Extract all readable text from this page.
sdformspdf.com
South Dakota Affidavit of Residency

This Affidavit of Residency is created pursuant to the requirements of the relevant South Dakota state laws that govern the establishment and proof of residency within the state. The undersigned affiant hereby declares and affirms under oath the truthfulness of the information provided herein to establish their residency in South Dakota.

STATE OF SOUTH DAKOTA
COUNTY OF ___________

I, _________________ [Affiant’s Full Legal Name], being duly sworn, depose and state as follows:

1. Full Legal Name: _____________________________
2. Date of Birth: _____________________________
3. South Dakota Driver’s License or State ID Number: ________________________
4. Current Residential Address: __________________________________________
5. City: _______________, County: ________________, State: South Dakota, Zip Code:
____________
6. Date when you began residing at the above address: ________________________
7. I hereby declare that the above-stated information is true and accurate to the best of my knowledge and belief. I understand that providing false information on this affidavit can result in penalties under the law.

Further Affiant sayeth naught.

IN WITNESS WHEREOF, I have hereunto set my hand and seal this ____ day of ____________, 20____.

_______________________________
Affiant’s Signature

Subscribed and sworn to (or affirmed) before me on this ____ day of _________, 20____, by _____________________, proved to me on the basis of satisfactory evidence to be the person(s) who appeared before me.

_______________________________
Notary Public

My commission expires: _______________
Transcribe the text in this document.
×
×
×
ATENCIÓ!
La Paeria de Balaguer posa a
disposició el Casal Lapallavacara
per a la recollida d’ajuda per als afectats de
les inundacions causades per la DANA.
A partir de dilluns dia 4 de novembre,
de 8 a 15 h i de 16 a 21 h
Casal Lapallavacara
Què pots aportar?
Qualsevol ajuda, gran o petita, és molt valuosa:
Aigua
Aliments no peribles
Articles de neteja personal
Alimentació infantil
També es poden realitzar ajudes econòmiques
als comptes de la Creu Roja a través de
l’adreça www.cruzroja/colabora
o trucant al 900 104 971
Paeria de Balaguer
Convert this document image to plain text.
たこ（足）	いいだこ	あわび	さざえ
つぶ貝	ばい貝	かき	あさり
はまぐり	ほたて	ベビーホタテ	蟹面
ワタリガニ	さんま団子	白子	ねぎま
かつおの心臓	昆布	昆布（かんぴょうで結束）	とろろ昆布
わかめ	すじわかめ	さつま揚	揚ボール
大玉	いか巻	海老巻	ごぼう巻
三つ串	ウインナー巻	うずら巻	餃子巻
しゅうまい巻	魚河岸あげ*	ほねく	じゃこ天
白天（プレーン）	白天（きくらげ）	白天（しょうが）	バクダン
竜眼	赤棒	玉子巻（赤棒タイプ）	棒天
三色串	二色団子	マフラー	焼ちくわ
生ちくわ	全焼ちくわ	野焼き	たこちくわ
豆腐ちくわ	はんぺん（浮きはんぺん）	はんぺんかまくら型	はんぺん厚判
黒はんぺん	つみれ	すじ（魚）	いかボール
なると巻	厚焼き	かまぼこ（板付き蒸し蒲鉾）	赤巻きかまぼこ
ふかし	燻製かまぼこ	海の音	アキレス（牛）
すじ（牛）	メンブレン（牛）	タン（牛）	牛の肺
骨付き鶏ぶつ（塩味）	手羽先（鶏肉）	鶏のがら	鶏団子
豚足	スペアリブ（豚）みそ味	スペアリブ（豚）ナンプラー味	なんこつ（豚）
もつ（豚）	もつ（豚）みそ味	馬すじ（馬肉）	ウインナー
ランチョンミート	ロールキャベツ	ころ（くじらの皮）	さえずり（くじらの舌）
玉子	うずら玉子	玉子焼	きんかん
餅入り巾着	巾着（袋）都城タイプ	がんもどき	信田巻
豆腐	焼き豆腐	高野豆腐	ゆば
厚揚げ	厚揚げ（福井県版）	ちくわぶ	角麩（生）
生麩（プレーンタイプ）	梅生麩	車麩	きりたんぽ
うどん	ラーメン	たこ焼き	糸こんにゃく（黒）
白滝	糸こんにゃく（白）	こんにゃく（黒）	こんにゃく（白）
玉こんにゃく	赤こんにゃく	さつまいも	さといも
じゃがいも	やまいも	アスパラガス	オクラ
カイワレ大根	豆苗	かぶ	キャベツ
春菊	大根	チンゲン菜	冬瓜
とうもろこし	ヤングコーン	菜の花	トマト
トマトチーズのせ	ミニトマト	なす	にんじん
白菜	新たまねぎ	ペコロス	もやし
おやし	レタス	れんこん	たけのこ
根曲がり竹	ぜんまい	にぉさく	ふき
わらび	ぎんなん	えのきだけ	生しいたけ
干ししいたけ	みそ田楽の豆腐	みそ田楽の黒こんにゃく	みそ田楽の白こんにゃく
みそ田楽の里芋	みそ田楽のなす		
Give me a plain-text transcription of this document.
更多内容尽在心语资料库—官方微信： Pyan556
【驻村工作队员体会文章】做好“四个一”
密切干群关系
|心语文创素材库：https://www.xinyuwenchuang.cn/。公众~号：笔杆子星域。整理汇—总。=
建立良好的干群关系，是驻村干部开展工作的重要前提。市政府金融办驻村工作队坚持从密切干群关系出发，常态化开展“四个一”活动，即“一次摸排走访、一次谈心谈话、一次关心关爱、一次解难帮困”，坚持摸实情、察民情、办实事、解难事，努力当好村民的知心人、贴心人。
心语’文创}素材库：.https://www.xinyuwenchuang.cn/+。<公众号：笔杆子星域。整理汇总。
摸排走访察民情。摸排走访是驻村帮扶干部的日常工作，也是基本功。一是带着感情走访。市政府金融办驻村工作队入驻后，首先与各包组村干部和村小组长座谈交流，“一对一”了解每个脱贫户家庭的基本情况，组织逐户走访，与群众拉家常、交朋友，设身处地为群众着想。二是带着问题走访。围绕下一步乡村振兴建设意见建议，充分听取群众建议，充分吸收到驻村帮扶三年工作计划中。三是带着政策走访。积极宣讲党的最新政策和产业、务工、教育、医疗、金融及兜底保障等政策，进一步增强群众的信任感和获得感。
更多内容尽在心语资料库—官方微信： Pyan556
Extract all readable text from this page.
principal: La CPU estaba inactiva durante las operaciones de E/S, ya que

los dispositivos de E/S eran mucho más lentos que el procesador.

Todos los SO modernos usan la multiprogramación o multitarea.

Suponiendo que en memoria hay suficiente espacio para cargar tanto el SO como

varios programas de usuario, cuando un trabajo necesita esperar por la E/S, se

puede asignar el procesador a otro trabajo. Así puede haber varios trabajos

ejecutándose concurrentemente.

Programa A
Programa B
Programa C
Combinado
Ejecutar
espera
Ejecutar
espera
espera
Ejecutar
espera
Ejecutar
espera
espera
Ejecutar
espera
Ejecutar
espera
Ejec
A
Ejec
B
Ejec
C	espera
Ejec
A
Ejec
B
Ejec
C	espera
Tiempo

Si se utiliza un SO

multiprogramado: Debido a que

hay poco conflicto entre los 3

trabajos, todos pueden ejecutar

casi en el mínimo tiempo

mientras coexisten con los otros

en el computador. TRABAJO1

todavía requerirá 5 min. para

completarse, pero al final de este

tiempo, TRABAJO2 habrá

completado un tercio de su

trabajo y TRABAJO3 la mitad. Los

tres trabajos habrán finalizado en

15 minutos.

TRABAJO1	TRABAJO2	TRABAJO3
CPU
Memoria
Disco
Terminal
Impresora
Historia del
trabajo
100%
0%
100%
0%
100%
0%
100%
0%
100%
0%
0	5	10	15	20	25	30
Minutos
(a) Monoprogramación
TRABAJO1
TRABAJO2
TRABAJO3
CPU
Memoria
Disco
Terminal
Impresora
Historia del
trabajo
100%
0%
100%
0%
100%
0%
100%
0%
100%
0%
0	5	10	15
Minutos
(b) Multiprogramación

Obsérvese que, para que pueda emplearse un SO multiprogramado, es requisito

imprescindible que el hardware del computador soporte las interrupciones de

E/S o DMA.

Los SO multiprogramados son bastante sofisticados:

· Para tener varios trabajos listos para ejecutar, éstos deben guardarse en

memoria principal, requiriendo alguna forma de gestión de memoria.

What this task involves: Copy every line of the entries above in which "糸こんにゃく" occurs.

Exercise response:
うどん	ラーメン	たこ焼き	糸こんにゃく（黒）
白滝	糸こんにゃく（白）	こんにゃく（黒）	こんにゃく（白）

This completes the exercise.